▸ INSTRUCTIONS TO FOLLOW
Identify, in the records below, every line where the string "Coefficient" appears, and copy each such line.

▸ DATASET ROWS

★ ★ ★ ★ ★

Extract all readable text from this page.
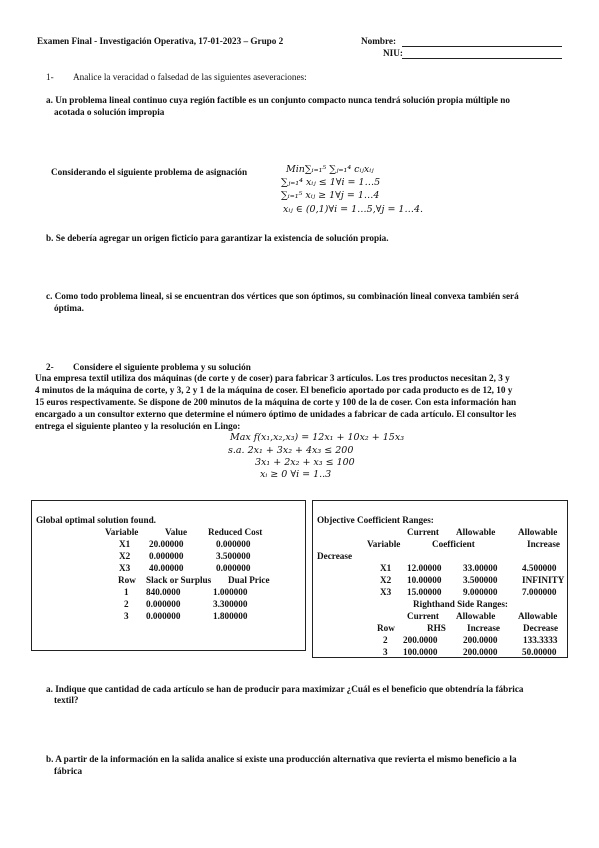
Examen Final - Investigación Operativa, 17-01-2023 – Grupo 2	Nombre:
NIU:
1- Analice la veracidad o falsedad de las siguientes aseveraciones:
a. Un problema lineal continuo cuya región factible es un conjunto compacto nunca tendrá solución propia múltiple no
acotada o solución impropia
Considerando el siguiente problema de asignación	Min∑ᵢ₌₁⁵ ∑ⱼ₌₁⁴ cᵢⱼxᵢⱼ
∑ⱼ₌₁⁴ xᵢⱼ ≤ 1∀i = 1…5
∑ᵢ₌₁⁵ xᵢⱼ ≥ 1∀j = 1…4
xᵢⱼ ∈ (0,1)∀i = 1…5,∀j = 1…4.
b. Se debería agregar un origen ficticio para garantizar la existencia de solución propia.
c. Como todo problema lineal, si se encuentran dos vértices que son óptimos, su combinación lineal convexa también será
óptima.
2- Considere el siguiente problema y su solución
Una empresa textil utiliza dos máquinas (de corte y de coser) para fabricar 3 artículos. Los tres productos necesitan 2, 3 y
4 minutos de la máquina de corte, y 3, 2 y 1 de la máquina de coser. El beneficio aportado por cada producto es de 12, 10 y
15 euros respectivamente. Se dispone de 200 minutos de la máquina de corte y 100 de la de coser. Con esta información han
encargado a un consultor externo que determine el número óptimo de unidades a fabricar de cada artículo. El consultor les
entrega el siguiente planteo y la resolución en Lingo:
Max f(x₁,x₂,x₃) = 12x₁ + 10x₂ + 15x₃
s.a. 2x₁ + 3x₂ + 4x₃ ≤ 200
3x₁ + 2x₂ + x₃ ≤ 100
xᵢ ≥ 0 ∀i = 1..3
Global optimal solution found.
Variable	Value Reduced Cost
X1 20.00000	0.000000
X2 0.000000	3.500000
X3 40.00000	0.000000
Row Slack or Surplus Dual Price
1 840.0000	1.000000
2 0.000000	3.300000
3 0.000000	1.800000
Objective Coefficient Ranges:
Current Allowable Allowable
Variable	Coefficient	Increase
Decrease
X1 12.00000 33.00000	4.500000
X2 10.00000 3.500000	INFINITY
X3 15.00000 9.000000	7.000000
Righthand Side Ranges:
Current Allowable Allowable
Row	RHS Increase	Decrease
2 200.0000	200.0000	133.3333
3 100.0000	200.0000	50.00000
a. Indique que cantidad de cada artículo se han de producir para maximizar ¿Cuál es el beneficio que obtendría la fábrica
textil?
b. A partir de la información en la salida analice si existe una producción alternativa que revierta el mismo beneficio a la
fábrica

★ ★ ★ ★ ★

▸ FINISHED EXERCISE
Objective Coefficient Ranges:
Variable	Coefficient	Increase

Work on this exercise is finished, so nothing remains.